Data excerpts:

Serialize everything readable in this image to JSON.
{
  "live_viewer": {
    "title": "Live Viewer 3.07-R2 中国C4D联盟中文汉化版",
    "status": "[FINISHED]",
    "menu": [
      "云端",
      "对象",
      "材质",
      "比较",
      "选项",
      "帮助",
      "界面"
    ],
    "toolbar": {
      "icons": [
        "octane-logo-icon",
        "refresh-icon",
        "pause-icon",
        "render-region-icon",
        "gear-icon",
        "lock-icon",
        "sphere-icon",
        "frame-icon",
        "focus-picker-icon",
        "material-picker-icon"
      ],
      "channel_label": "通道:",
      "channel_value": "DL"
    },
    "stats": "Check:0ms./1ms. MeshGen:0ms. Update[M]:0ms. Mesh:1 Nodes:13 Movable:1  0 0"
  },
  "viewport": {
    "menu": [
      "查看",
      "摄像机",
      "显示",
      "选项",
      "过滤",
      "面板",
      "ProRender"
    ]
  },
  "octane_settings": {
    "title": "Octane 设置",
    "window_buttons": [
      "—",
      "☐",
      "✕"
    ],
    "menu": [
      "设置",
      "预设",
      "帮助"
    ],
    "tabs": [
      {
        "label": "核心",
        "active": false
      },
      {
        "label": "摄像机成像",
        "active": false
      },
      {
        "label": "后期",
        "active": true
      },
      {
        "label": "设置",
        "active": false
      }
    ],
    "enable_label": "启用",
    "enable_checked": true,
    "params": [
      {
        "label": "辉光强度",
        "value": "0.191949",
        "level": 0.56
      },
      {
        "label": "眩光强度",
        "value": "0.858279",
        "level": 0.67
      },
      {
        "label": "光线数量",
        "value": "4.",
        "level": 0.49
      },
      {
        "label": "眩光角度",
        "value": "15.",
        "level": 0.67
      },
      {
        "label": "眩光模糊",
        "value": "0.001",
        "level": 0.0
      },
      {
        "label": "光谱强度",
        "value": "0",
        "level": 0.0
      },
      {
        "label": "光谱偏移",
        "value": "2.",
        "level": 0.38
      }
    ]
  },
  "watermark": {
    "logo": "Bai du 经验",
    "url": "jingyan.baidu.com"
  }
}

Task details: Return each entry from the material above exactly as it appears.

Task output:
Serialize everything readable in this image to JSON.
{
  "live_viewer": {
    "title": "Live Viewer 3.07-R2 中国C4D联盟中文汉化版",
    "status": "[FINISHED]",
    "menu": [
      "云端",
      "对象",
      "材质",
      "比较",
      "选项",
      "帮助",
      "界面"
    ],
    "toolbar": {
      "icons": [
        "octane-logo-icon",
        "refresh-icon",
        "pause-icon",
        "render-region-icon",
        "gear-icon",
        "lock-icon",
        "sphere-icon",
        "frame-icon",
        "focus-picker-icon",
        "material-picker-icon"
      ],
      "channel_label": "通道:",
      "channel_value": "DL"
    },
    "stats": "Check:0ms./1ms. MeshGen:0ms. Update[M]:0ms. Mesh:1 Nodes:13 Movable:1  0 0"
  },
  "viewport": {
    "menu": [
      "查看",
      "摄像机",
      "显示",
      "选项",
      "过滤",
      "面板",
      "ProRender"
    ]
  },
  "octane_settings": {
    "title": "Octane 设置",
    "window_buttons": [
      "—",
      "☐",
      "✕"
    ],
    "menu": [
      "设置",
      "预设",
      "帮助"
    ],
    "tabs": [
      {
        "label": "核心",
        "active": false
      },
      {
        "label": "摄像机成像",
        "active": false
      },
      {
        "label": "后期",
        "active": true
      },
      {
        "label": "设置",
        "active": false
      }
    ],
    "enable_label": "启用",
    "enable_checked": true,
    "params": [
      {
        "label": "辉光强度",
        "value": "0.191949",
        "level": 0.56
      },
      {
        "label": "眩光强度",
        "value": "0.858279",
        "level": 0.67
      },
      {
        "label": "光线数量",
        "value": "4.",
        "level": 0.49
      },
      {
        "label": "眩光角度",
        "value": "15.",
        "level": 0.67
      },
      {
        "label": "眩光模糊",
        "value": "0.001",
        "level": 0.0
      },
      {
        "label": "光谱强度",
        "value": "0",
        "level": 0.0
      },
      {
        "label": "光谱偏移",
        "value": "2.",
        "level": 0.38
      }
    ]
  },
  "watermark": {
    "logo": "Bai du 经验",
    "url": "jingyan.baidu.com"
  }
}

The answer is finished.